***** Material to process *****

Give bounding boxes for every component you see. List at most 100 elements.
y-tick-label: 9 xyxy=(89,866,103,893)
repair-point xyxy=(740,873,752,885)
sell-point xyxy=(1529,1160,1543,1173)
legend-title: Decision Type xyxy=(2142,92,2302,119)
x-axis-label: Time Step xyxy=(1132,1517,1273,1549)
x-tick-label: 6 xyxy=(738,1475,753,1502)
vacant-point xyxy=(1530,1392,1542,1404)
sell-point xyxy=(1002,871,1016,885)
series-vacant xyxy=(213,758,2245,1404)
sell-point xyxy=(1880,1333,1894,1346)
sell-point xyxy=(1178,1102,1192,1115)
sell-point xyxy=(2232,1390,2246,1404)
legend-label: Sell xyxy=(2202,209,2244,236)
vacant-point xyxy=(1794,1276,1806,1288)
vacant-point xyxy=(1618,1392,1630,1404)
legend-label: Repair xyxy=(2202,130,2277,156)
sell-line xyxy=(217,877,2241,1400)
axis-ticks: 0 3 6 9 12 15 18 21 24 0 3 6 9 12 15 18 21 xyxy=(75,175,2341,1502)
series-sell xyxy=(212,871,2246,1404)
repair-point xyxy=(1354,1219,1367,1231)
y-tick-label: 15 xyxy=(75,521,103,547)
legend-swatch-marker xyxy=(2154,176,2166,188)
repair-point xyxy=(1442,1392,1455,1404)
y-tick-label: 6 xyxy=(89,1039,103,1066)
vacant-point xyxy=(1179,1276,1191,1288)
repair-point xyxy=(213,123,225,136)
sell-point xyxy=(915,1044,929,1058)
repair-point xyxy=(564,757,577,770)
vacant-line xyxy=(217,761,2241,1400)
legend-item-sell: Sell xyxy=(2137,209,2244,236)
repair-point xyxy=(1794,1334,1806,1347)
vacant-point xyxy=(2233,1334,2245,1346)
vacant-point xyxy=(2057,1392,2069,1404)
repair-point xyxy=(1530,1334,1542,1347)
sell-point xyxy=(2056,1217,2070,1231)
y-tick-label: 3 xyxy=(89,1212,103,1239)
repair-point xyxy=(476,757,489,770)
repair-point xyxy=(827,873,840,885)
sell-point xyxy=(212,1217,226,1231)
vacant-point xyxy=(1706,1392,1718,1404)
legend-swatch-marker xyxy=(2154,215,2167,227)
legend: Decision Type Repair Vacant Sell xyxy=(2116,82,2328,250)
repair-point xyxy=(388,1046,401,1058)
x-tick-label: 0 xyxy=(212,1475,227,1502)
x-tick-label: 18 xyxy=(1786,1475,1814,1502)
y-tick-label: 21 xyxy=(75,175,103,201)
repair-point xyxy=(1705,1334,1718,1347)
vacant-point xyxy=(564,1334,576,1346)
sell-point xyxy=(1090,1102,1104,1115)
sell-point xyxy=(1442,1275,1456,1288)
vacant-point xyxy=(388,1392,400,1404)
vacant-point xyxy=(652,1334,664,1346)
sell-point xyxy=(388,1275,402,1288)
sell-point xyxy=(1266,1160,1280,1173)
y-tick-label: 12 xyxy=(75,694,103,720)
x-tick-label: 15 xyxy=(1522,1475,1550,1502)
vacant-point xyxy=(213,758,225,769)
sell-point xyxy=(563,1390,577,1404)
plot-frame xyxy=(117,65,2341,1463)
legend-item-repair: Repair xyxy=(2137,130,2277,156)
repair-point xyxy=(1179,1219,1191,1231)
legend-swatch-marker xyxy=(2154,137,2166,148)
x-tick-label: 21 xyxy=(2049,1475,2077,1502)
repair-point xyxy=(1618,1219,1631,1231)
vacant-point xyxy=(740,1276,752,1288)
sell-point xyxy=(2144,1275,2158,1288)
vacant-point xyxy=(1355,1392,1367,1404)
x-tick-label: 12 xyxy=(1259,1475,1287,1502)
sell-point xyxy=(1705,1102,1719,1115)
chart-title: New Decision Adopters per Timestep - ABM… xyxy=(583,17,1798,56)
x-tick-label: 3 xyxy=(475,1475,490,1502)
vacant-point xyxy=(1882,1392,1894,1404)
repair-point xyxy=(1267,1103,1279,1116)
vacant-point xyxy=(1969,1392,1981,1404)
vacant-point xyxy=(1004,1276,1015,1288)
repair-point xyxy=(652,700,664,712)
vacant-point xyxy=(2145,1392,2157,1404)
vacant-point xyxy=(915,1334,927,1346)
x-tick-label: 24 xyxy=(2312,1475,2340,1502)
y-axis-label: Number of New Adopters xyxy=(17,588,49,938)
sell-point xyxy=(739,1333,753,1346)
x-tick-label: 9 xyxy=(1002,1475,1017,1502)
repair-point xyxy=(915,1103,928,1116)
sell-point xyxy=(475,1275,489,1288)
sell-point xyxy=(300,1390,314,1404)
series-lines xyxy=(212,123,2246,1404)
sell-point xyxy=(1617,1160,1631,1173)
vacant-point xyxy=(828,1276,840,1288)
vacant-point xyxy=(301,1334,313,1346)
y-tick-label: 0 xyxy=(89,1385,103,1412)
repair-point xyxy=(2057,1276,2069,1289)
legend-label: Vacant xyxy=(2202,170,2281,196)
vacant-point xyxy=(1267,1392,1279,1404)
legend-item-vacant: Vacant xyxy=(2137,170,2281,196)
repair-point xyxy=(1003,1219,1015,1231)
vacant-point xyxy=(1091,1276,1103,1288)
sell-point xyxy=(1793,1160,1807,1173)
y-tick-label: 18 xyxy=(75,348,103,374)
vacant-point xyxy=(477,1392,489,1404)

*****

◆ **Task goal**:
Copy out, unchanged, everything from the start of the material down through the line containing "sell-line xyxy=(217,877,2241,1400)", including that line.

◆ **Output for this exercise**:
Give bounding boxes for every component you see. List at most 100 elements.
y-tick-label: 9 xyxy=(89,866,103,893)
repair-point xyxy=(740,873,752,885)
sell-point xyxy=(1529,1160,1543,1173)
legend-title: Decision Type xyxy=(2142,92,2302,119)
x-axis-label: Time Step xyxy=(1132,1517,1273,1549)
x-tick-label: 6 xyxy=(738,1475,753,1502)
vacant-point xyxy=(1530,1392,1542,1404)
sell-point xyxy=(1002,871,1016,885)
series-vacant xyxy=(213,758,2245,1404)
sell-point xyxy=(1880,1333,1894,1346)
sell-point xyxy=(1178,1102,1192,1115)
sell-point xyxy=(2232,1390,2246,1404)
legend-label: Sell xyxy=(2202,209,2244,236)
vacant-point xyxy=(1794,1276,1806,1288)
vacant-point xyxy=(1618,1392,1630,1404)
legend-label: Repair xyxy=(2202,130,2277,156)
sell-line xyxy=(217,877,2241,1400)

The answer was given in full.